Copy each line of the records that holds the string "level".

┌──

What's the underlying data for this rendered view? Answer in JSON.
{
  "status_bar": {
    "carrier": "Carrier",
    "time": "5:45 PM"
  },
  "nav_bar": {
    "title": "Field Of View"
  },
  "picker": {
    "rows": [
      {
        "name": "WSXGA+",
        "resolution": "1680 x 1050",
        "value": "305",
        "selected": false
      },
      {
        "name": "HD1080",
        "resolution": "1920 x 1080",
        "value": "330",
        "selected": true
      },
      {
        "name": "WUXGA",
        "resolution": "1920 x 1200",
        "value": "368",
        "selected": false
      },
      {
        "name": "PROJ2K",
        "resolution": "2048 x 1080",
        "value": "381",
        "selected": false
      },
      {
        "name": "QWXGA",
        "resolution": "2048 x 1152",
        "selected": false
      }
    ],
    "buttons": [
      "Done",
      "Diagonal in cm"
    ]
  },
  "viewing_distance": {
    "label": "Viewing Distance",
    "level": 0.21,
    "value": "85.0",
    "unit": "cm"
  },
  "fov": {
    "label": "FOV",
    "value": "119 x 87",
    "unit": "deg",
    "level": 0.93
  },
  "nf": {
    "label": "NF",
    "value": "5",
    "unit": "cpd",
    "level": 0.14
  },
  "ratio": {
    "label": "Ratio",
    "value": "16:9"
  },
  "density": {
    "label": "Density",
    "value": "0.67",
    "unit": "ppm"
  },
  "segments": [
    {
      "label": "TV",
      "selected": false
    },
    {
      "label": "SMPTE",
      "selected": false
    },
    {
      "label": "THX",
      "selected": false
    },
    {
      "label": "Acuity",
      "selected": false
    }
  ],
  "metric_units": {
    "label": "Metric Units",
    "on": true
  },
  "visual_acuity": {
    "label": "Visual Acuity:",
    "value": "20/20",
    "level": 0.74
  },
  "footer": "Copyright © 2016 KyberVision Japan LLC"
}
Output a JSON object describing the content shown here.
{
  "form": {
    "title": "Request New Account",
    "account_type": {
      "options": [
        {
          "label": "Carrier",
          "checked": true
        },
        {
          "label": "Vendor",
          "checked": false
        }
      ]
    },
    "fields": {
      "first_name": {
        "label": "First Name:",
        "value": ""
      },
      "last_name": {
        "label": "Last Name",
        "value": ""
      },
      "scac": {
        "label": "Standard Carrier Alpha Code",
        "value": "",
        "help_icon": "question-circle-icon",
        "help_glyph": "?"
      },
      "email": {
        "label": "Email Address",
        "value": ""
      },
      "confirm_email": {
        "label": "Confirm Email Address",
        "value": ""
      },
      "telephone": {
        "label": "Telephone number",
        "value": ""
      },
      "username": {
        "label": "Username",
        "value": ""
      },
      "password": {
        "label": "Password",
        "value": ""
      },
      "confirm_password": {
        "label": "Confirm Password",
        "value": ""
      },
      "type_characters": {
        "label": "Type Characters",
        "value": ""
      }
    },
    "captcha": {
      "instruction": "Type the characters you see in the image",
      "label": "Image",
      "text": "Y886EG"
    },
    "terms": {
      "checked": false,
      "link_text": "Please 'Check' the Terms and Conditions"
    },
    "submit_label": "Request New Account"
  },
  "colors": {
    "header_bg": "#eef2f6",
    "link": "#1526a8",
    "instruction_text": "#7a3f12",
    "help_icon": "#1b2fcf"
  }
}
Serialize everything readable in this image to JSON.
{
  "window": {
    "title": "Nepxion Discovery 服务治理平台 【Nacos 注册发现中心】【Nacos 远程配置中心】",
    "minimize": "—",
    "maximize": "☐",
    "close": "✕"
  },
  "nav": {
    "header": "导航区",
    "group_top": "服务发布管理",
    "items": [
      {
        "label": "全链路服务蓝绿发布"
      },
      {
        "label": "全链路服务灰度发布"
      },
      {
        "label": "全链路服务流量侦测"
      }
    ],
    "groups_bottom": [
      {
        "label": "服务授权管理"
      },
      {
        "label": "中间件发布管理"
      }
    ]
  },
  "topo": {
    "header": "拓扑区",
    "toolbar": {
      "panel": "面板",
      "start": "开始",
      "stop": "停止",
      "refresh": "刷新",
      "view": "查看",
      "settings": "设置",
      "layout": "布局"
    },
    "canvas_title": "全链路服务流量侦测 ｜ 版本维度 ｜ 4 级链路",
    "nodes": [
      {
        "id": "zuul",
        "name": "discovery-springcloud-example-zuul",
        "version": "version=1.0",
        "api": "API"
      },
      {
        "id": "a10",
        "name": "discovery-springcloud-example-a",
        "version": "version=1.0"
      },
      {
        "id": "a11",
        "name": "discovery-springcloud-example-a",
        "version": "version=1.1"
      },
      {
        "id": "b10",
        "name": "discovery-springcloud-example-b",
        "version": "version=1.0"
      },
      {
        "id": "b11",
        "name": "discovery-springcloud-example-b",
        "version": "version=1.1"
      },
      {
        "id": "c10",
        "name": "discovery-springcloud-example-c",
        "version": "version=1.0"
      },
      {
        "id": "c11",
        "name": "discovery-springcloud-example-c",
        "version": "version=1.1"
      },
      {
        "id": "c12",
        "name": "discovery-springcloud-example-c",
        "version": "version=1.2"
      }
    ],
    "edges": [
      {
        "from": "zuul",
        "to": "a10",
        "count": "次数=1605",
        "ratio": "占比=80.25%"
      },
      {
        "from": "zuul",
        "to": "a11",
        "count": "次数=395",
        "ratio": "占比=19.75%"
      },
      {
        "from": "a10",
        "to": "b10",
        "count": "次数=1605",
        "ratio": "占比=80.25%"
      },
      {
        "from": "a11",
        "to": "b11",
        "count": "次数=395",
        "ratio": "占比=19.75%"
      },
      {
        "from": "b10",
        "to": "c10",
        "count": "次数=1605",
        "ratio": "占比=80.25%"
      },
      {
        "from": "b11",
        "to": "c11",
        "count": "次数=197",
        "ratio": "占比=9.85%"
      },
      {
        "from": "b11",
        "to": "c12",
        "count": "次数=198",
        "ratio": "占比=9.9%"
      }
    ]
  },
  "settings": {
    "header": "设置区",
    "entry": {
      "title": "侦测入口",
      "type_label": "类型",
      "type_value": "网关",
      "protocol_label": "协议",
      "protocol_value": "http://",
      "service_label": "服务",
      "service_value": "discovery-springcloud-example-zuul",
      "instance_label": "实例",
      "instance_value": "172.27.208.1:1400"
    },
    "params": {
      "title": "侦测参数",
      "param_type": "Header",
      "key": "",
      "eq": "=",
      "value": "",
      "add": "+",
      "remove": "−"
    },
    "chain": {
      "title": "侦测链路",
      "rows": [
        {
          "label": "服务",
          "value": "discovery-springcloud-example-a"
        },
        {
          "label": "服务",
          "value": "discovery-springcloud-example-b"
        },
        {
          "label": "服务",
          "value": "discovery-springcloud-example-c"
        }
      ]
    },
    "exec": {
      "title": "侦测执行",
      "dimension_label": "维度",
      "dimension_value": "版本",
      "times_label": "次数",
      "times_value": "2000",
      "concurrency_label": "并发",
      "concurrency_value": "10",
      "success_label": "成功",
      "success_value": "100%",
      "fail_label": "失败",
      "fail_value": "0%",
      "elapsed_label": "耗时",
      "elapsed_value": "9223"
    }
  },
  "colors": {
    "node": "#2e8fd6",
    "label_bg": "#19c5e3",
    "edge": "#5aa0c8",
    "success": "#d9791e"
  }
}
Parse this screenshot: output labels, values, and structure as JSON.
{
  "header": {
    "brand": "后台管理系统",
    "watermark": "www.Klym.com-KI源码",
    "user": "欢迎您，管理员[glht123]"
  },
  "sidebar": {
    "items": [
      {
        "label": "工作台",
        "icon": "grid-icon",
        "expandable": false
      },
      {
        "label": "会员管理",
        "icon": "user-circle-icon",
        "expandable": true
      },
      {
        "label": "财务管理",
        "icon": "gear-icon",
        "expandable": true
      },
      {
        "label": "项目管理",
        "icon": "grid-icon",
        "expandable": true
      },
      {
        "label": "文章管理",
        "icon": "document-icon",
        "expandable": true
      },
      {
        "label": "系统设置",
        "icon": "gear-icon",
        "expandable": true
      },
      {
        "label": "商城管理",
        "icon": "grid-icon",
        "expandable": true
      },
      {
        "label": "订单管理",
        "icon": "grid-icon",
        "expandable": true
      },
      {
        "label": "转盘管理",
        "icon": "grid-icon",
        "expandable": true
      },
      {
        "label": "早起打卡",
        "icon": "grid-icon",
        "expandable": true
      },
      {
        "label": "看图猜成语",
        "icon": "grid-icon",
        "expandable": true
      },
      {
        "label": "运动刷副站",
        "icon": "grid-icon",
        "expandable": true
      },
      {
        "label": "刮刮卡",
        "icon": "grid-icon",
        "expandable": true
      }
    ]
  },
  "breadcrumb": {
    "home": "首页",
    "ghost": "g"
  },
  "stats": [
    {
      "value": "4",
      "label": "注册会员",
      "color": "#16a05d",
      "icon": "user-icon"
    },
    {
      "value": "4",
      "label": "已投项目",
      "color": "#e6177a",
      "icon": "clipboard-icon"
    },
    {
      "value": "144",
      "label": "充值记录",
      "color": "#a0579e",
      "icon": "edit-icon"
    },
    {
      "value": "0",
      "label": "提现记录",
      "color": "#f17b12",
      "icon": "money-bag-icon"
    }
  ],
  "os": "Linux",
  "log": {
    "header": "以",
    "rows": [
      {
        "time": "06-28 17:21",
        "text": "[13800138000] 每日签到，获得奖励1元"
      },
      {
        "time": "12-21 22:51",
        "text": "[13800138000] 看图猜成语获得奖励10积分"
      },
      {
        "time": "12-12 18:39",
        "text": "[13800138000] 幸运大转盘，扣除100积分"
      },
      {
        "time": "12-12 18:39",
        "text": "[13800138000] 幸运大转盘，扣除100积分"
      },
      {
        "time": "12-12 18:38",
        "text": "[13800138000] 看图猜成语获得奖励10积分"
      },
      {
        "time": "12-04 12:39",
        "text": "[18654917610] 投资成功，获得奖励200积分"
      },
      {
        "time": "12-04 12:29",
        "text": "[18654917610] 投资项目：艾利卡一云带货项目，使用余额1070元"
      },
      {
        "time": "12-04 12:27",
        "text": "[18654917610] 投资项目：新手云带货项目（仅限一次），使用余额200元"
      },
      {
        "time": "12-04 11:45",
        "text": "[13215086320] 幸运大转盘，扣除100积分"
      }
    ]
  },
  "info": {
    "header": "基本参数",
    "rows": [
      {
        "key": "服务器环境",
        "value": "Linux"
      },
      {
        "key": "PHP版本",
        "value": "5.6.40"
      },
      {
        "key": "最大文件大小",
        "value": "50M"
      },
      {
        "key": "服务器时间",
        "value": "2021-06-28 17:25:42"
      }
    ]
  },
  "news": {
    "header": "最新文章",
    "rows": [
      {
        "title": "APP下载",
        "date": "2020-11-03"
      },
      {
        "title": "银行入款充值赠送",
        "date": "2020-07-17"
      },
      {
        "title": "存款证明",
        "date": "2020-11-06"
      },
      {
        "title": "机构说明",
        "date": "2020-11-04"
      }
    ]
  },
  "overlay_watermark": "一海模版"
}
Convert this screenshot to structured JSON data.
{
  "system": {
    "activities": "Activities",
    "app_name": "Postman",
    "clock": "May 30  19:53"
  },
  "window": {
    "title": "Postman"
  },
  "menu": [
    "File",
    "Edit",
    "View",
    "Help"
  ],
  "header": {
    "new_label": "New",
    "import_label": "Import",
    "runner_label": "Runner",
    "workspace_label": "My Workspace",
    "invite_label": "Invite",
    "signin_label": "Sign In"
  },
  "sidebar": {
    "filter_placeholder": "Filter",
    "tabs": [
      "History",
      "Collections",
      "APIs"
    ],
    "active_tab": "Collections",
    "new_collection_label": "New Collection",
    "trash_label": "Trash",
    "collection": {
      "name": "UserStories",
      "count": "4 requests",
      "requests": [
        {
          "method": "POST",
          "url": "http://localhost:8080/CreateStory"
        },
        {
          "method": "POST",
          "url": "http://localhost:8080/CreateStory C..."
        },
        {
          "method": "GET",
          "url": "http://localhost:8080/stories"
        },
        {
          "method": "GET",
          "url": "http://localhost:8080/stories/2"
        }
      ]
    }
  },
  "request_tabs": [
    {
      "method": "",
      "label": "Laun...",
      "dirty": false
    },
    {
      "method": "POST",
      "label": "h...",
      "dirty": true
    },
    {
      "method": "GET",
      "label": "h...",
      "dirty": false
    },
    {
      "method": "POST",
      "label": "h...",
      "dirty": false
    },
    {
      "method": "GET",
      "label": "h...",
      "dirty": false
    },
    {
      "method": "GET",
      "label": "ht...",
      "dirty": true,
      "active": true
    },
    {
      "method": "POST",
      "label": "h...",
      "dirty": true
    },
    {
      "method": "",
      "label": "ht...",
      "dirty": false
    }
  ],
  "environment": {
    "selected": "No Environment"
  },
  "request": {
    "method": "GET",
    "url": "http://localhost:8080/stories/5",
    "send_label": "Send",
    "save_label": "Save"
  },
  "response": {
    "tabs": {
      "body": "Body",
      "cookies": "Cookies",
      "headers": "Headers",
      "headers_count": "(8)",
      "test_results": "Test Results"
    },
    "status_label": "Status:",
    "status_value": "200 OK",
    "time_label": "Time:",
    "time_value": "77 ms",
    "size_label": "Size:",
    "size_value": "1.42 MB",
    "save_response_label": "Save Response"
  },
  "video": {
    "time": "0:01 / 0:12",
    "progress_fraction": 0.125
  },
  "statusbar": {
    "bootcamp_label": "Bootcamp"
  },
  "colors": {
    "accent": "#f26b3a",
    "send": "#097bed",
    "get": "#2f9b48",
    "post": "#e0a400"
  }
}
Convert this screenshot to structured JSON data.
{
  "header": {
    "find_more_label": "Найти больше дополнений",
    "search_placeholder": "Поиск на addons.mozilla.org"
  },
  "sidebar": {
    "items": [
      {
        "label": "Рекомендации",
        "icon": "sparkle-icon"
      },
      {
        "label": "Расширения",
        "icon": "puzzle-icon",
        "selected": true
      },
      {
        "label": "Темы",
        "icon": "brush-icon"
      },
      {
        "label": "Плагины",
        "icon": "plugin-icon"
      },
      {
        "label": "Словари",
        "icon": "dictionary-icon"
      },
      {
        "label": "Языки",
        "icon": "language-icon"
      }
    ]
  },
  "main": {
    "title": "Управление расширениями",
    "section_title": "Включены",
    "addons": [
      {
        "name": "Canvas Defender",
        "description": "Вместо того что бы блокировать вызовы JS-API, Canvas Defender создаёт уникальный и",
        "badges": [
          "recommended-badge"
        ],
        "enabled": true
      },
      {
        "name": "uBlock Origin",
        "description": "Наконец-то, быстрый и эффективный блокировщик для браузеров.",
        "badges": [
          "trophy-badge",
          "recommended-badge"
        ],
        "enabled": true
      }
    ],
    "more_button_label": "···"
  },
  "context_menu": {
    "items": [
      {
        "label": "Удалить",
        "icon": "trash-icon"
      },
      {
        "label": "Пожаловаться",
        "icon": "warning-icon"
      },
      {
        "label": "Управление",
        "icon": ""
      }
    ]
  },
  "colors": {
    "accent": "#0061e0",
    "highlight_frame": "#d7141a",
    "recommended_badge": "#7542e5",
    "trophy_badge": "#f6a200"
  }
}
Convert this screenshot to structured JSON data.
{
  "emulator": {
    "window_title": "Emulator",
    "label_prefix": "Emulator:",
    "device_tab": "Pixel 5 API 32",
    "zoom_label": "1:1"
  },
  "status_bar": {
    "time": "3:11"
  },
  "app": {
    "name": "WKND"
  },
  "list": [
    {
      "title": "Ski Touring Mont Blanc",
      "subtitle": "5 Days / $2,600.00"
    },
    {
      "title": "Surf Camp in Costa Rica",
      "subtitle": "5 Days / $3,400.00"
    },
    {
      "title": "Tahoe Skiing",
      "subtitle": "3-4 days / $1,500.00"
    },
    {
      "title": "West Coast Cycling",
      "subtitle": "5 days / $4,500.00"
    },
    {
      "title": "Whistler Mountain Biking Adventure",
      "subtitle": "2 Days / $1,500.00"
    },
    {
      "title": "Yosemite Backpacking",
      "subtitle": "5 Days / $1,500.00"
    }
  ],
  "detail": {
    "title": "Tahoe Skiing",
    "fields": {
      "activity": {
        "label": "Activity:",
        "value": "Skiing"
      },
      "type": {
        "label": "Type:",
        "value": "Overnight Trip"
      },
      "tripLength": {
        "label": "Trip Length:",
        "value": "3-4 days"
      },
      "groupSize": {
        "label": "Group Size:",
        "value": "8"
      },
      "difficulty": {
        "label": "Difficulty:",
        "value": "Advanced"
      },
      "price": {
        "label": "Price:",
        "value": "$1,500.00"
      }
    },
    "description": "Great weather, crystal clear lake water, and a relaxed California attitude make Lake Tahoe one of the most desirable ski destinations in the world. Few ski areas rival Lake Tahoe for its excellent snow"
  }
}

└──

■ **CORRECT RESULT**:
    "level": 0.21,
    "level": 0.93
    "level": 0.14
    "level": 0.74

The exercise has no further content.